Rows from a dataset:
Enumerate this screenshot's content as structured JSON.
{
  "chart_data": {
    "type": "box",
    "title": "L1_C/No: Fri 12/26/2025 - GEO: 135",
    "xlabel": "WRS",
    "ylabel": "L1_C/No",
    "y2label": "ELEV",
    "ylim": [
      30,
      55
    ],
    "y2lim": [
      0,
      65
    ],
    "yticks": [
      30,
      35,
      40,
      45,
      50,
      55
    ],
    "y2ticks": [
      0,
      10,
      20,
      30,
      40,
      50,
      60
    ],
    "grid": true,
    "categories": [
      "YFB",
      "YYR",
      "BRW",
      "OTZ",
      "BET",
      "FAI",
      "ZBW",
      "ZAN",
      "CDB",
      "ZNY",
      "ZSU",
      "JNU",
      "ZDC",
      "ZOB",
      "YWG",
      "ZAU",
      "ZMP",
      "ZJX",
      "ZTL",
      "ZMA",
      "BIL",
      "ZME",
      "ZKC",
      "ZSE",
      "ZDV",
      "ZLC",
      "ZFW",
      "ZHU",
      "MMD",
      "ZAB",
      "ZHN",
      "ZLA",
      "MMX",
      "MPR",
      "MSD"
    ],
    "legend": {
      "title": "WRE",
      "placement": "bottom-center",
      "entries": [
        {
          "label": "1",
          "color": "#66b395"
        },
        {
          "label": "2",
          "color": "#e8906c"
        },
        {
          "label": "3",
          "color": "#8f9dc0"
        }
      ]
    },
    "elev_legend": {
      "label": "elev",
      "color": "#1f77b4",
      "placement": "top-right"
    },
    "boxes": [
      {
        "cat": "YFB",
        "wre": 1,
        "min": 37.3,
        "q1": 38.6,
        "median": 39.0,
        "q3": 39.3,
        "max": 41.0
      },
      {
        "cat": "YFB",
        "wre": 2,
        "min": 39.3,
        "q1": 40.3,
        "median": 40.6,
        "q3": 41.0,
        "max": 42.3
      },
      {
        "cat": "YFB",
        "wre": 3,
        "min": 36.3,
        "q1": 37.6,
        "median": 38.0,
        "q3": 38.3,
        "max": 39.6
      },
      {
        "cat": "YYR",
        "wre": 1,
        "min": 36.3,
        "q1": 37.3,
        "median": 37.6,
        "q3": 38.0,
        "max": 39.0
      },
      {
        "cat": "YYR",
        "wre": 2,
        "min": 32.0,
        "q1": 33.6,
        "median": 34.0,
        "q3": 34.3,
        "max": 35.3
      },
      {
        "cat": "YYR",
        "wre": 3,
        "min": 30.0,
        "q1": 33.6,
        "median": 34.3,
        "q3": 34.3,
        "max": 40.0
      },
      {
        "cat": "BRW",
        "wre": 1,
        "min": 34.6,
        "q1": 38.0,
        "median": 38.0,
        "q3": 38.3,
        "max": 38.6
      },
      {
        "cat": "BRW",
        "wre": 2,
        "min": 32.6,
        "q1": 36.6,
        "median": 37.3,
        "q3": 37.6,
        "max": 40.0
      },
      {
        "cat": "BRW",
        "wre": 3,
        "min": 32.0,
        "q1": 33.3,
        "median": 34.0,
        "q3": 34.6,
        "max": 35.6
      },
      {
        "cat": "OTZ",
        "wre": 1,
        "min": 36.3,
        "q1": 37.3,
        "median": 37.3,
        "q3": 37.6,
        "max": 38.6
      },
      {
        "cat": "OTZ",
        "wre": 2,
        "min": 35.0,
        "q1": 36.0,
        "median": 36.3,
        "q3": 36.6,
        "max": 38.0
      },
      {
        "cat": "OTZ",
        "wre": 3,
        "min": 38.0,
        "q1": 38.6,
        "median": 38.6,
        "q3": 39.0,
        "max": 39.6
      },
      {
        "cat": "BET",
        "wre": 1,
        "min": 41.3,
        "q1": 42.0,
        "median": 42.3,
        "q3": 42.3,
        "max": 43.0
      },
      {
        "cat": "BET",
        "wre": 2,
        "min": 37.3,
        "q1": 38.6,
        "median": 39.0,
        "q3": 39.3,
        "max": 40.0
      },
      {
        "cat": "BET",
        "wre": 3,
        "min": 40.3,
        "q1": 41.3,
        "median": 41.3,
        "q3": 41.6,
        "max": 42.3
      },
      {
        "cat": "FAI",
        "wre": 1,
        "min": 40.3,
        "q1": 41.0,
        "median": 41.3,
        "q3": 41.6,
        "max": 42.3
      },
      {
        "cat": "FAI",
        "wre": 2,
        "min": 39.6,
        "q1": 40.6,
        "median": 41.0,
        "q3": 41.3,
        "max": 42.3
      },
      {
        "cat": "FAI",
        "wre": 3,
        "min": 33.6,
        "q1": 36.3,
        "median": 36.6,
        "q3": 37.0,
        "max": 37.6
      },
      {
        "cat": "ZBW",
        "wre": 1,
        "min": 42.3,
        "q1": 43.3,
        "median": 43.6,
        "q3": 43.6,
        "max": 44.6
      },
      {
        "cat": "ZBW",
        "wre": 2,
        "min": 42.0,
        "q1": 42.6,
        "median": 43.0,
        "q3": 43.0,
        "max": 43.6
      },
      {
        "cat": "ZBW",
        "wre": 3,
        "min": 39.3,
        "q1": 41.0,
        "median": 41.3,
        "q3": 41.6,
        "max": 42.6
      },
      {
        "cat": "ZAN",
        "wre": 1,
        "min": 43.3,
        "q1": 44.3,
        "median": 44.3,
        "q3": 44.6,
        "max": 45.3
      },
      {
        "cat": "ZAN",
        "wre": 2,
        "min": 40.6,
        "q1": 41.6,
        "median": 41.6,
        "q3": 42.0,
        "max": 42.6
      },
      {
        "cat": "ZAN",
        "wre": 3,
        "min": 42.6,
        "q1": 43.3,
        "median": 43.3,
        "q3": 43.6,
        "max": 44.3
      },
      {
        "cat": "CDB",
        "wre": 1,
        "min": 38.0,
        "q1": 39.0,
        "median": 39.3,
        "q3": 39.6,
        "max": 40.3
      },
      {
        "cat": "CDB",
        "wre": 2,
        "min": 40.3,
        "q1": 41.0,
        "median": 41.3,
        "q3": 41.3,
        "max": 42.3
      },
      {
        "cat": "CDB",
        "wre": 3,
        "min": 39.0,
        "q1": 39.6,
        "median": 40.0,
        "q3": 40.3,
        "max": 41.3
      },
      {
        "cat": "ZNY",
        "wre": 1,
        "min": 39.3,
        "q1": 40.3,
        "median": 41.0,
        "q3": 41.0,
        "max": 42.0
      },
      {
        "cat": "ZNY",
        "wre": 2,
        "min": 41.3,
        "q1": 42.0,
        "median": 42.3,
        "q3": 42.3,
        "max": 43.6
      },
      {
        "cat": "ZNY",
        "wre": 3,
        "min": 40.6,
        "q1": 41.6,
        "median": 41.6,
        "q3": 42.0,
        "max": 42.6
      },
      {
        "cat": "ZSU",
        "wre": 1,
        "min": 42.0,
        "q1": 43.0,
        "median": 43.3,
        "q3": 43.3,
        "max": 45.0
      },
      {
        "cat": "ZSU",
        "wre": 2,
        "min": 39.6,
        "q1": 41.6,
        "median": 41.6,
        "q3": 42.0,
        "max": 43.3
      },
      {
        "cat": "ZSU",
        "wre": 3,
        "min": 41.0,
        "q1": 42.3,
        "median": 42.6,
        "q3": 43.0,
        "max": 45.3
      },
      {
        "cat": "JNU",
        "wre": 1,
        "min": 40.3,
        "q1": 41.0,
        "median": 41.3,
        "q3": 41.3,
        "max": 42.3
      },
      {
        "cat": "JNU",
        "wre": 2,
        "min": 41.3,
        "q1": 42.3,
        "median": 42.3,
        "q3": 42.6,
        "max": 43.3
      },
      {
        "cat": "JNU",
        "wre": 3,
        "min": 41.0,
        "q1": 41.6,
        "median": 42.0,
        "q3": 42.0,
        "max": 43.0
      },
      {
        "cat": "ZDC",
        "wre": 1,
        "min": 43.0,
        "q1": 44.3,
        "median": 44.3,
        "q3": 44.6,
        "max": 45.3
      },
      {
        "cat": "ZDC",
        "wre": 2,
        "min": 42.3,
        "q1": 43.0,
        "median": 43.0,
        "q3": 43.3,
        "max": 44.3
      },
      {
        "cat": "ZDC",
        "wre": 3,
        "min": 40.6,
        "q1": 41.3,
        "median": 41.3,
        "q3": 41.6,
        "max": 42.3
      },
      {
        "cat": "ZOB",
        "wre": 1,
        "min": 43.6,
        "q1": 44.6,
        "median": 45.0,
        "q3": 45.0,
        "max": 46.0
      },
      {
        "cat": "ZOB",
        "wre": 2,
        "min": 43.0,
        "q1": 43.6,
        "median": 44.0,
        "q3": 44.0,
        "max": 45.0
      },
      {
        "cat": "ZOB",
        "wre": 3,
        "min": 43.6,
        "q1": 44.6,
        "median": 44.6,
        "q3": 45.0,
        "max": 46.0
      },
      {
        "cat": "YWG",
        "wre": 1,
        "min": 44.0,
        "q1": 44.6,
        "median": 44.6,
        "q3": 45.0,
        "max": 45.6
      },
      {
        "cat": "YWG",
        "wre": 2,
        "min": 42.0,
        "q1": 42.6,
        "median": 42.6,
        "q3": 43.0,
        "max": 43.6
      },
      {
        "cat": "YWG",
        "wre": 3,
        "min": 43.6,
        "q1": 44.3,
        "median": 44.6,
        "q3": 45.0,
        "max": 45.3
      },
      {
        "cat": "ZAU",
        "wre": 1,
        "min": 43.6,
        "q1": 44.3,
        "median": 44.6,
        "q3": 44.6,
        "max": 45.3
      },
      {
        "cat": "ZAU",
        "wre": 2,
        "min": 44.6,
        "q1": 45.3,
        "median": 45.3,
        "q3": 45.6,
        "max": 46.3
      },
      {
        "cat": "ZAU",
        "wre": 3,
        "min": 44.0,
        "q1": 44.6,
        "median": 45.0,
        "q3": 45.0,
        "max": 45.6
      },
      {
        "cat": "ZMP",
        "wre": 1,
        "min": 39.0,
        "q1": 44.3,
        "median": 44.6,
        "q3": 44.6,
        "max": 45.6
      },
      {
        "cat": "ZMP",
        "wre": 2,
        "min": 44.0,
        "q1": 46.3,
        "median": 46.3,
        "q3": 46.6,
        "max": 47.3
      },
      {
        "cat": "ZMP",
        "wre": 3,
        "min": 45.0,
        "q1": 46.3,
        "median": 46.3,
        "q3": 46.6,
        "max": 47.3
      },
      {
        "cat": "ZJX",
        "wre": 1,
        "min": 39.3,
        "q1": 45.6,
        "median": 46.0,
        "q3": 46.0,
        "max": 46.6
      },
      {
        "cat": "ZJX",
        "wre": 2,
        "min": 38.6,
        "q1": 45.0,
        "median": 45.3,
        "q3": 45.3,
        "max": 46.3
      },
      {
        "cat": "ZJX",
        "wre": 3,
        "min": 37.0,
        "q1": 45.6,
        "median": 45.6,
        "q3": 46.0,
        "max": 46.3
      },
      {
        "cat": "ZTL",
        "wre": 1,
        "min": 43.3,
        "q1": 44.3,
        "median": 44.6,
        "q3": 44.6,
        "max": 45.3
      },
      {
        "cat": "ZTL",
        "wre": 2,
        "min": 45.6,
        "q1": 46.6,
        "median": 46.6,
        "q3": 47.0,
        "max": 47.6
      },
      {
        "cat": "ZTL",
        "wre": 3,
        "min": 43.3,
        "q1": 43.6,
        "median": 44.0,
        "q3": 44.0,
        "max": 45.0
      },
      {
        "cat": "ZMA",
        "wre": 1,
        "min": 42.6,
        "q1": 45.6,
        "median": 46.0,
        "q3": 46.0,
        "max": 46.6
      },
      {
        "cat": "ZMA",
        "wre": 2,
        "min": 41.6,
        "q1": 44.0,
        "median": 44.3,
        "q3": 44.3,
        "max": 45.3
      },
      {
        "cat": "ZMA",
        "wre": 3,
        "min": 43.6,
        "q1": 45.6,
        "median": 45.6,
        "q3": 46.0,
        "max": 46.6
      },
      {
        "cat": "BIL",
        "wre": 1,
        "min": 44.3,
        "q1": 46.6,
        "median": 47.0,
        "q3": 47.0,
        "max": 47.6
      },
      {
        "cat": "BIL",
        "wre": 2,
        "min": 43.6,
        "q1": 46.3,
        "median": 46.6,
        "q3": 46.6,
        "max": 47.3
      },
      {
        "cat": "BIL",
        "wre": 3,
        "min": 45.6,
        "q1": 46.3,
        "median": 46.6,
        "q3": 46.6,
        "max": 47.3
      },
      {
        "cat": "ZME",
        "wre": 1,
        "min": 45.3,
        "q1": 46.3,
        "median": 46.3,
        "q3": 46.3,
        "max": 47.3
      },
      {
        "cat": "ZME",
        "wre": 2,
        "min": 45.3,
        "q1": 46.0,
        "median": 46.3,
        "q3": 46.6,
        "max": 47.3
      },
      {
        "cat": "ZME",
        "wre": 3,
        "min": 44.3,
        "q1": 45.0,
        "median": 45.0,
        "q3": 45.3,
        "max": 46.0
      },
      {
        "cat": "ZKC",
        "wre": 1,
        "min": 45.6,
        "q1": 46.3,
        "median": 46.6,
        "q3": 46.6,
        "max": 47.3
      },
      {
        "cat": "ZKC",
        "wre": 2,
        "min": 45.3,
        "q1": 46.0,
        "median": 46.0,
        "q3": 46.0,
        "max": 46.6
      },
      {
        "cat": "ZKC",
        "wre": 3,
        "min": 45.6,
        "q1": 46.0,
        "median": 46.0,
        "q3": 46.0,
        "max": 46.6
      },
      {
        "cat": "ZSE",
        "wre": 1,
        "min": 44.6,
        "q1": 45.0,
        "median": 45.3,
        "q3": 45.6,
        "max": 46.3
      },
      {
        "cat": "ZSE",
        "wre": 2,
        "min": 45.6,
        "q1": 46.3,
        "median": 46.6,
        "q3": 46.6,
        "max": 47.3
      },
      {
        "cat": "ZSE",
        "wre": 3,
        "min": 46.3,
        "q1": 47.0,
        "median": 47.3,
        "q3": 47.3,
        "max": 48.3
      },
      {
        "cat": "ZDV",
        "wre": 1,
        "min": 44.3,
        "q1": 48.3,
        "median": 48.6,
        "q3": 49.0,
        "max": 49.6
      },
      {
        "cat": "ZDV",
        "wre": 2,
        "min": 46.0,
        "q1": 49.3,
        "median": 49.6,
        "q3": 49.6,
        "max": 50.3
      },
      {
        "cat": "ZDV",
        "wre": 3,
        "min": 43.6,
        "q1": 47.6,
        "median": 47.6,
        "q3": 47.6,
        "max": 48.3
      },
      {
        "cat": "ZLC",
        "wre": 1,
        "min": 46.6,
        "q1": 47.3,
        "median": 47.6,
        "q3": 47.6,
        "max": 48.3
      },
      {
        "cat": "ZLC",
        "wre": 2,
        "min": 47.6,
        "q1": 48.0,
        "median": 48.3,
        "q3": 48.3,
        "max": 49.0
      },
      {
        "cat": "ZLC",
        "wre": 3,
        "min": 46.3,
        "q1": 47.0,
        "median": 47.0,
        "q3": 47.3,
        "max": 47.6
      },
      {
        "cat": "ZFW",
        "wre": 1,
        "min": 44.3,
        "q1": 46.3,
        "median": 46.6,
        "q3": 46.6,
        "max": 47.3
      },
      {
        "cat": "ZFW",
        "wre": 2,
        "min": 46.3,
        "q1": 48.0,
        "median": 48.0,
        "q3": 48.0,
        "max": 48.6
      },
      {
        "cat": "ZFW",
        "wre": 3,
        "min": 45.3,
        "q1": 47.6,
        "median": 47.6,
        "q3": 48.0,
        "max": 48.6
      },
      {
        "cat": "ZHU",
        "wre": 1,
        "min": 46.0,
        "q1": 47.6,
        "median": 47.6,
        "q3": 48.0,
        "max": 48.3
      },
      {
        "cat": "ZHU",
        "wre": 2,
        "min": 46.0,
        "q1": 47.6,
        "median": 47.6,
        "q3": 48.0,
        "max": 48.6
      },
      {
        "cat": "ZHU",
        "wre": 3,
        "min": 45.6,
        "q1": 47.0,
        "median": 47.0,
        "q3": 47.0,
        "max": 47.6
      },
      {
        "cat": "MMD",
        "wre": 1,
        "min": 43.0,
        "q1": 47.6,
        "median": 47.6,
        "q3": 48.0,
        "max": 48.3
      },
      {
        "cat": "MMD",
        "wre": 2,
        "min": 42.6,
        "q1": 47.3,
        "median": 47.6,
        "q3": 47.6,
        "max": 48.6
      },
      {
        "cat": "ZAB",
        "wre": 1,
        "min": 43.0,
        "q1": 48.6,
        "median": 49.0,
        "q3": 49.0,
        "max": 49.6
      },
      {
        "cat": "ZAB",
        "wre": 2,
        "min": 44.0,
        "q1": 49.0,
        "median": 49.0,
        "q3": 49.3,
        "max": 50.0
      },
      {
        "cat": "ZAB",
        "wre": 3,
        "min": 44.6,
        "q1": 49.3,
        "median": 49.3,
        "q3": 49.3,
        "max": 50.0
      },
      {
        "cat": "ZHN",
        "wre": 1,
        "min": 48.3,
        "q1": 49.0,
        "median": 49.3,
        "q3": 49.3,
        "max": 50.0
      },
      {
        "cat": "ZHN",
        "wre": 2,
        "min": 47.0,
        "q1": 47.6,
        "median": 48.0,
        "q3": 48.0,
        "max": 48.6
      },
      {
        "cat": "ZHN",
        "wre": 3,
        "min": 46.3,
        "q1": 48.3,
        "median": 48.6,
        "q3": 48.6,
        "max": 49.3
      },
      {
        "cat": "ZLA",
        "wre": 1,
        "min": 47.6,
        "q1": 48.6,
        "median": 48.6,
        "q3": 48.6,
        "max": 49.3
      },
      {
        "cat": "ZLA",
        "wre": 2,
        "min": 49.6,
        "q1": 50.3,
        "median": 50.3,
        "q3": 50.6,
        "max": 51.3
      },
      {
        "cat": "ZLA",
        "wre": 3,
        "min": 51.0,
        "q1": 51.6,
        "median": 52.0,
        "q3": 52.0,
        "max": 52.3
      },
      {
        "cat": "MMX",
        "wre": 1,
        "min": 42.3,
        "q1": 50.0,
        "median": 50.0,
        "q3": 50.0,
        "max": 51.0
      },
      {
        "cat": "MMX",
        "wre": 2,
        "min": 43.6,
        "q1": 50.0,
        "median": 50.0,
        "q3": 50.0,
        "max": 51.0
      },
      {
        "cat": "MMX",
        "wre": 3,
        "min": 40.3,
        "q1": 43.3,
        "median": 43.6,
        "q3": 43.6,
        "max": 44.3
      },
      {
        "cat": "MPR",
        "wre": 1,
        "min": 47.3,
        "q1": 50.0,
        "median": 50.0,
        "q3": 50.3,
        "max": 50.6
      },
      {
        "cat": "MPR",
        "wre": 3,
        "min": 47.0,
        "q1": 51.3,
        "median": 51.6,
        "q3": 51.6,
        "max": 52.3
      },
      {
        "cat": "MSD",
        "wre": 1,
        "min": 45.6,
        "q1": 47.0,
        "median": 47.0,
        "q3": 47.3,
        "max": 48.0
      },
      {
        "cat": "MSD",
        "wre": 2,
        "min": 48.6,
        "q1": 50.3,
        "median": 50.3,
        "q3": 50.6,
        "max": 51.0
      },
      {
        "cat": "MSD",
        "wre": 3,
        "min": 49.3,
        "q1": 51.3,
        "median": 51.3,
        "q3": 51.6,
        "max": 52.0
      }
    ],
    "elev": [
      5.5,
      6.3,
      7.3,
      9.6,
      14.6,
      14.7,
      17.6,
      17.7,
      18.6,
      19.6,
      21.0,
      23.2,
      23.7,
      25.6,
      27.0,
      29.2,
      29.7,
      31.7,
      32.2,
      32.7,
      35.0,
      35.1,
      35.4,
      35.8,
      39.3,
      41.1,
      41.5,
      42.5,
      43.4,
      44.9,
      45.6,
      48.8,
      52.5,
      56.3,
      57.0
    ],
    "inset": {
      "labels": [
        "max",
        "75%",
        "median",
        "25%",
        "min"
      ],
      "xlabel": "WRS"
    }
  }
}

**WHAT YOU WILL DO:**
Return each line where "title" shows up.

**EXERCISE SOLUTION:**
    "title": "L1_C/No: Fri 12/26/2025 - GEO: 135",
      "title": "WRE",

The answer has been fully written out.